The host of this site, Steve Paterson, has long been a proponent for more street vendors, and specifically hot dog carts, in downtown St. Louis.  I’ve always been a bit lukewarm to the concept, assuming that supply and demand is probably near equilibrium already, since several permit holders choose to operate now only on an irregular basis.  Still, there are types of street food that I see having some real potential, and that’s with mobile catering trucks, a.k.a. “roach coaches”, that have “evolved” into more interesting forms in other cities.

One format, that could work great at any of our local universities, has become established at Rutgers University, where their “Grease Trucks” have been both embraced by the university, both its students and the administration, and appears to be cranking out some good, affordable food.

On the other coast, gourmet dining has joined with Twitter to create a mobile gastronomic experience:

Portland’s bustling street-food scene may soon be rivaling the hawker centers of Singapore in terms of quality, scope, popular appeal, and value for money. In other words, the Pacific Northwest is doing for street food today what it did for coffee in the 1990s. Picking just eight venues out of the veritable sea of stands, stalls, carts, trucks, trailers, and even bicycles was a tough job-but hey, we’re not complaining.  (full article: Gourmet Magazine)

The infamous $16 pho. The $10 kaya toast that everyone loved but that I’m used to getting for less than $1 back home. These were all reasons I haven’t checked out Susan Feniger’s STREET until now. The concept is awesome. Street food from all over the world, all in one spot. In Hollywood. But one kitchen and how many countries? Can they pull it off? (full article: Gourmet Pigs)

Challenge A:
Sum up the street-food post in two sentences.
Challenge B:
Rewrite the street-food post starting with "The host of" and going on through "good, affordable food.", putting "food carts" in place of "hot dog carts".

Collected data:
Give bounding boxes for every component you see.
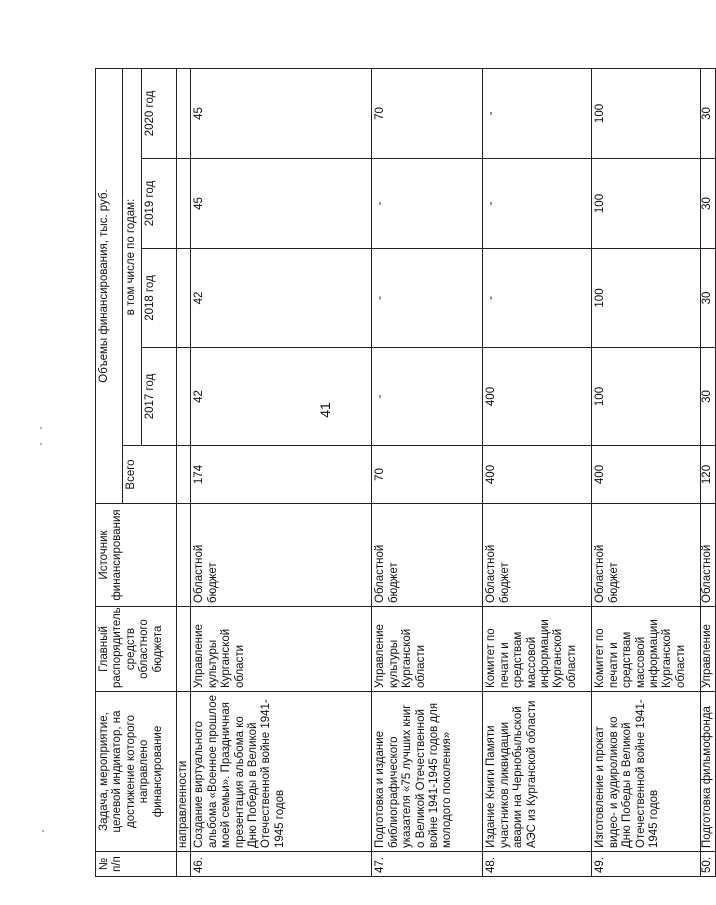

Response A:
The writer has been lukewarm about adding more hot dog carts to downtown St. Louis but sees real potential in mobile catering trucks that have evolved into more interesting forms in other cities, such as the "Grease Trucks" at Rutgers University. The post also quotes reports on Portland's bustling street-food scene and on Susan Feniger's STREET in Hollywood, which offers street food from all over the world in one spot.

Response B:
The host of this site, Steve Paterson, has long been a proponent for more street vendors, and specifically food carts, in downtown St. Louis.  I’ve always been a bit lukewarm to the concept, assuming that supply and demand is probably near equilibrium already, since several permit holders choose to operate now only on an irregular basis.  Still, there are types of street food that I see having some real potential, and that’s with mobile catering trucks, a.k.a. “roach coaches”, that have “evolved” into more interesting forms in other cities.

One format, that could work great at any of our local universities, has become established at Rutgers University, where their “Grease Trucks” have been both embraced by the university, both its students and the administration, and appears to be cranking out some good, affordable food.